RECORD SET -
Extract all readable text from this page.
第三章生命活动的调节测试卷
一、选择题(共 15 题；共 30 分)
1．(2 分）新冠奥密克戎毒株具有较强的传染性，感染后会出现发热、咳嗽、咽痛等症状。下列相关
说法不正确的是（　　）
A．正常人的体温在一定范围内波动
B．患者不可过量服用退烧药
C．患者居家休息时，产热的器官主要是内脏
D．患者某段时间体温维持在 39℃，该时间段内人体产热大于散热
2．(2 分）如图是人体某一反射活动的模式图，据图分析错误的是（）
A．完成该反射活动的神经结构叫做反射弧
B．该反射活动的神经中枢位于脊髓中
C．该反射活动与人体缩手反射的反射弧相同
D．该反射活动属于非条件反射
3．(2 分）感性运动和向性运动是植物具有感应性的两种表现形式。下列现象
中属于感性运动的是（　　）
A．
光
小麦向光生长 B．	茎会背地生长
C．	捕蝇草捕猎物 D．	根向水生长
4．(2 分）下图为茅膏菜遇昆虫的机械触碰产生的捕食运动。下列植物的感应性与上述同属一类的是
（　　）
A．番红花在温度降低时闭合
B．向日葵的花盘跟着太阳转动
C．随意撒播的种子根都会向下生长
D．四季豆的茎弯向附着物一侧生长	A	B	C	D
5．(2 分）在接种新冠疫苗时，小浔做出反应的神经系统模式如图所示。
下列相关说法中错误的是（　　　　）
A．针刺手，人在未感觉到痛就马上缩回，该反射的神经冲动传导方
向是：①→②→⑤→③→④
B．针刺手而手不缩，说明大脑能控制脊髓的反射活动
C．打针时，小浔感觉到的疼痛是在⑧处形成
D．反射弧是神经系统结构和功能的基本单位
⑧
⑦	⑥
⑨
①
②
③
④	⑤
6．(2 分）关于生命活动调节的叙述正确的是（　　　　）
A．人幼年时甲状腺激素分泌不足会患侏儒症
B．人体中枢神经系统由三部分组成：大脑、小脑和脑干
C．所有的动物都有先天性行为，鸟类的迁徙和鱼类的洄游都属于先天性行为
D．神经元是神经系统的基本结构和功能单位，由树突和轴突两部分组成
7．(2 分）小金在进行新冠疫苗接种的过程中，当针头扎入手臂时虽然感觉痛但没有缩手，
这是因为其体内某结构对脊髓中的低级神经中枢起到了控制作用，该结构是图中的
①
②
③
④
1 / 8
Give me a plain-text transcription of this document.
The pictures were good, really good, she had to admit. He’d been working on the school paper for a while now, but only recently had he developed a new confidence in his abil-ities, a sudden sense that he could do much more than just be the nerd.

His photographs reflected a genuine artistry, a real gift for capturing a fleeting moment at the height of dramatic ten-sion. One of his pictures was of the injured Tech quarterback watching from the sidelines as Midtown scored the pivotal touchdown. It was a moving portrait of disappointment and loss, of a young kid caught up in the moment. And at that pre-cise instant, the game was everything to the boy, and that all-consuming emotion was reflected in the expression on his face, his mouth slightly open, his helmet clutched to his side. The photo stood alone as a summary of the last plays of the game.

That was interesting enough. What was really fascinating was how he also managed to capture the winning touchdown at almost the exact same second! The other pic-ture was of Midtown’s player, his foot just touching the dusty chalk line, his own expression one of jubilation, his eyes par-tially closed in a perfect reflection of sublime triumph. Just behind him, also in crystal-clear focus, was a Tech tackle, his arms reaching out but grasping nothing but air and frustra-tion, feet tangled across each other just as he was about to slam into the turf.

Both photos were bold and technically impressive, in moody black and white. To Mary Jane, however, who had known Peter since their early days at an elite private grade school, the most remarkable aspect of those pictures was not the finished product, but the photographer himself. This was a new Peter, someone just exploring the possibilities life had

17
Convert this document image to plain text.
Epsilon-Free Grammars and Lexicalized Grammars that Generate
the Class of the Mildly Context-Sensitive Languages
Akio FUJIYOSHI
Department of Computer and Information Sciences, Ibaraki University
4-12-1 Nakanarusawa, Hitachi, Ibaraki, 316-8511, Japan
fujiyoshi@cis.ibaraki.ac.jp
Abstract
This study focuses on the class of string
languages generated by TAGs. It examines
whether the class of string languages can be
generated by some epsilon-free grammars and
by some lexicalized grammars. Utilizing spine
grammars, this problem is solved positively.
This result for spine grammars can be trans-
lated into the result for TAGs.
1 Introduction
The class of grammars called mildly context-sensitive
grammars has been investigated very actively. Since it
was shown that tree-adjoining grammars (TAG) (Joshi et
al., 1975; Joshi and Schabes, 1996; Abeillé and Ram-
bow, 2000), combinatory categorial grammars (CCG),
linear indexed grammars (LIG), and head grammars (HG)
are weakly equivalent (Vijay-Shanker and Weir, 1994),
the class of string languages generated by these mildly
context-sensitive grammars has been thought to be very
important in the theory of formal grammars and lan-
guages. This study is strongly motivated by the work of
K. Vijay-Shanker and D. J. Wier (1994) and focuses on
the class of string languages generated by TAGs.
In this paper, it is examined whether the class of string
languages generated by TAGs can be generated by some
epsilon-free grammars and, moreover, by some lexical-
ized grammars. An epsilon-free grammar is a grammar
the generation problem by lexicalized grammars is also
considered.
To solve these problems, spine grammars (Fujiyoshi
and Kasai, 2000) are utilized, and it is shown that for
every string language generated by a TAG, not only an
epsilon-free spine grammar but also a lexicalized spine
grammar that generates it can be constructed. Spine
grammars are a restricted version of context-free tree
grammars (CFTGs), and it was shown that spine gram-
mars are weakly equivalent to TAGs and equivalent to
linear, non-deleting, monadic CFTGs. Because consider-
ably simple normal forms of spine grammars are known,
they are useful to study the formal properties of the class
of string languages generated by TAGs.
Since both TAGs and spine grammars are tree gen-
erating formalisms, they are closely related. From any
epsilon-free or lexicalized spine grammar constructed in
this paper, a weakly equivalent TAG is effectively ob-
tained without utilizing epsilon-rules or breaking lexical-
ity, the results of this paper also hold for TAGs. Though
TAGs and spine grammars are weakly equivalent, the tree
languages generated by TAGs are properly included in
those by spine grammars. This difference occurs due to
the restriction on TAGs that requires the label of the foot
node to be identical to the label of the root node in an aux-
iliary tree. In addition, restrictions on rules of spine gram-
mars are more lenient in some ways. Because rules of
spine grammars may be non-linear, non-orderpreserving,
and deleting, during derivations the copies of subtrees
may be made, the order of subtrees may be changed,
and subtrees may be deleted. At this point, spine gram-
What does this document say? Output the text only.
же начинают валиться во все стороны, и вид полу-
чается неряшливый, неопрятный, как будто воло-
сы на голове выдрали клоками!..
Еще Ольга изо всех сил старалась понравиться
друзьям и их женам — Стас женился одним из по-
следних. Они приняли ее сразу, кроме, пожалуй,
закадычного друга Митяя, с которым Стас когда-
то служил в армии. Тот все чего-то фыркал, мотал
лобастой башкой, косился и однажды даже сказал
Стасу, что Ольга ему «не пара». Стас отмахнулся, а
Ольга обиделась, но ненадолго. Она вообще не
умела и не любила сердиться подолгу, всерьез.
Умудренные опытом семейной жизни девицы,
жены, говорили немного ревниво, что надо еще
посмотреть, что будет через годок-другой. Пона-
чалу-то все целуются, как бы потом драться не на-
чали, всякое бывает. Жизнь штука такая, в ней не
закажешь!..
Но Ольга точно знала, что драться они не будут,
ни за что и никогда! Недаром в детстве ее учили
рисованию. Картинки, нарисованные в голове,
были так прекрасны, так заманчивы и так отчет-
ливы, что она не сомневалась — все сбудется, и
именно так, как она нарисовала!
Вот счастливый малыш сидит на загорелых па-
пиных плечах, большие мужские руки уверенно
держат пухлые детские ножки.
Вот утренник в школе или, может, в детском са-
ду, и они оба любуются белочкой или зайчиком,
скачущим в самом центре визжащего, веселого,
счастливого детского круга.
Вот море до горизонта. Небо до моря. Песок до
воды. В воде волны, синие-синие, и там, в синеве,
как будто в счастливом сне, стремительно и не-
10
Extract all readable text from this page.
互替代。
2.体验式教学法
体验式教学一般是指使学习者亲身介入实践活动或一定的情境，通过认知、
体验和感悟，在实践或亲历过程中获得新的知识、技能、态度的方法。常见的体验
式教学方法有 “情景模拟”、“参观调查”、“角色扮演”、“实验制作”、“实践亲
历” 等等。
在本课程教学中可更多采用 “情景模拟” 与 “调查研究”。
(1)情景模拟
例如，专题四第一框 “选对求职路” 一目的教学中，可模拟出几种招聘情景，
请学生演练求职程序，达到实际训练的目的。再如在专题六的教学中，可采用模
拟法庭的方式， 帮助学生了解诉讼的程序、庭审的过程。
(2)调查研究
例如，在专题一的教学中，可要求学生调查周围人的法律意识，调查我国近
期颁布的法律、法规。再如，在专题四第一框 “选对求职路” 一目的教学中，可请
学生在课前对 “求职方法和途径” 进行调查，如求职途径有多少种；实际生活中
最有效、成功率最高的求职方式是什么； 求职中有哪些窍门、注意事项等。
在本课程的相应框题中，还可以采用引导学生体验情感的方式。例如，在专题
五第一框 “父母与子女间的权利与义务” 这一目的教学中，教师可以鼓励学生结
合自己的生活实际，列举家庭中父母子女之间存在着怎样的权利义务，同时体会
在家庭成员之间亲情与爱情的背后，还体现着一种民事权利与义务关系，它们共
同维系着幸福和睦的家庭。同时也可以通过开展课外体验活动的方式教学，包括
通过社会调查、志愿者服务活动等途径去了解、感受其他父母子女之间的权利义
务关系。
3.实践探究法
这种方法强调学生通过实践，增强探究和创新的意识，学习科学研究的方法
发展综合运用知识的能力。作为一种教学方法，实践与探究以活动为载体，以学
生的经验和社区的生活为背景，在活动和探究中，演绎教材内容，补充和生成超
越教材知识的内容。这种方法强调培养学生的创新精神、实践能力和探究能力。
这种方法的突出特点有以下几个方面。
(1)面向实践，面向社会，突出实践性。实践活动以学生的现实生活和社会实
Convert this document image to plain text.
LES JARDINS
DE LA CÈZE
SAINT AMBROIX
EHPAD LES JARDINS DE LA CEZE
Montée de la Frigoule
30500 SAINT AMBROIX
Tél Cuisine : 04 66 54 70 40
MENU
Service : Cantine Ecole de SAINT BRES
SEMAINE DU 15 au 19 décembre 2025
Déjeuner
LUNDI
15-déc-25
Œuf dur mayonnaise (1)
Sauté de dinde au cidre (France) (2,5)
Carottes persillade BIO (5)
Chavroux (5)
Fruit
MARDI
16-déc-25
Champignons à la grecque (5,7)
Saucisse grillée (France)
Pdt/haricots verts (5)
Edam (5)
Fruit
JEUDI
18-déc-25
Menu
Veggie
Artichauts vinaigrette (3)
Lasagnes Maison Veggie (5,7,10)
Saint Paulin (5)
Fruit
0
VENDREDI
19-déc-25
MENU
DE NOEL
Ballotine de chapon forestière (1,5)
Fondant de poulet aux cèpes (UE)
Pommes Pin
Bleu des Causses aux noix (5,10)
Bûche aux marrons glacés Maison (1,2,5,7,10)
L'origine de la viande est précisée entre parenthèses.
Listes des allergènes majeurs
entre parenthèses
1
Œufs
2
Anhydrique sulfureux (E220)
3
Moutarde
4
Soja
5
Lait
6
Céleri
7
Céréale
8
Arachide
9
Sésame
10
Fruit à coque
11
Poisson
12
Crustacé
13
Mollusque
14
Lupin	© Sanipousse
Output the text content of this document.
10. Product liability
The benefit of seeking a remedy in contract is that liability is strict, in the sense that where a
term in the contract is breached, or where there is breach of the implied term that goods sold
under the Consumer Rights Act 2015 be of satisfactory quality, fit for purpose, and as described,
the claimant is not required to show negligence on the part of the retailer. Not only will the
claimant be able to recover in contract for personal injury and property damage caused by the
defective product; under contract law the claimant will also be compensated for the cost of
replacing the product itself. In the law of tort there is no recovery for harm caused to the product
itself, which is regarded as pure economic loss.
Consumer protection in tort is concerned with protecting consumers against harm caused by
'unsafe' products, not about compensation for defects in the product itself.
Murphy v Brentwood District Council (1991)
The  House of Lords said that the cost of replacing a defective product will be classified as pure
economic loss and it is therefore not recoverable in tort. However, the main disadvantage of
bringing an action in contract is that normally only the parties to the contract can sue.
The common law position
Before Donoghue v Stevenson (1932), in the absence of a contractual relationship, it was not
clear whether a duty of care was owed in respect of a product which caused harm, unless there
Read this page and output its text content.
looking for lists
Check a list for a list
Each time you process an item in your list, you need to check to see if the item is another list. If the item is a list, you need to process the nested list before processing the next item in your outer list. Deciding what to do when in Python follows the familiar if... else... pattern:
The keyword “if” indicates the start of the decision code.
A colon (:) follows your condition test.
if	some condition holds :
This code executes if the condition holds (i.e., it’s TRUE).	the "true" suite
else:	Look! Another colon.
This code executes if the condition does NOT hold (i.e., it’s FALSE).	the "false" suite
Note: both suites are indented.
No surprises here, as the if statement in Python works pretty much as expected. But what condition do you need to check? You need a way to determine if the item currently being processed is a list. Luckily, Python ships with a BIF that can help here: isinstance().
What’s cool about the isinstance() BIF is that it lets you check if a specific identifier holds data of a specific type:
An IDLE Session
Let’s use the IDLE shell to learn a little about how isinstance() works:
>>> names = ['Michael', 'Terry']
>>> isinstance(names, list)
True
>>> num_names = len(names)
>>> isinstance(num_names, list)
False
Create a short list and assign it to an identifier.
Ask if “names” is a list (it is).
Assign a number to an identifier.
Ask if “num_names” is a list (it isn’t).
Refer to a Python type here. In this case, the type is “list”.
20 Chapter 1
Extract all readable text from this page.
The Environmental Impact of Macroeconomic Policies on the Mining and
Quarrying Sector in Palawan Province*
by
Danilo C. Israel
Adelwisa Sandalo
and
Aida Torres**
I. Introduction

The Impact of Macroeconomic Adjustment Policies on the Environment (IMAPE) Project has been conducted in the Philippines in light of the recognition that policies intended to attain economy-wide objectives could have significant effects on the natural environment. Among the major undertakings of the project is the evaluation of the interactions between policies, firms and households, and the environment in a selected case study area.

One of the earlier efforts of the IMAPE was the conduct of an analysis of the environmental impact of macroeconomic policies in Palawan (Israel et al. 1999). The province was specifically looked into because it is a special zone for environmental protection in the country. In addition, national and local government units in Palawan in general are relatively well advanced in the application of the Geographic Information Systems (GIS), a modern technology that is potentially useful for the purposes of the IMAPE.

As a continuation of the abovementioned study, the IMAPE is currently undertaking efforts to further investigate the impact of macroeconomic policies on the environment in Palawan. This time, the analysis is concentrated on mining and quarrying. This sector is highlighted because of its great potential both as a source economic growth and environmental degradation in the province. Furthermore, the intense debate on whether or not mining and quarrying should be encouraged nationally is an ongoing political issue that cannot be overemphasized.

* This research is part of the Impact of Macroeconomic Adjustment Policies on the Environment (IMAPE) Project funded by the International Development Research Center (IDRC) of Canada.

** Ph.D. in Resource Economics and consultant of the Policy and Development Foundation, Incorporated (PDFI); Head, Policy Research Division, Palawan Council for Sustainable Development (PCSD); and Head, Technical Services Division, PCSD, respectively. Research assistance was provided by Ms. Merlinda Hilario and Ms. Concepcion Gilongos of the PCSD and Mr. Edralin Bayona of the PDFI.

WRITTEN EXERCISE - Look through the records and gather each line with the word "rules".

REPLY TO THE EXERCISE -
tained without utilizing epsilon-rules or breaking lexical-
iliary tree. In addition, restrictions on rules of spine gram-
mars are more lenient in some ways. Because rules of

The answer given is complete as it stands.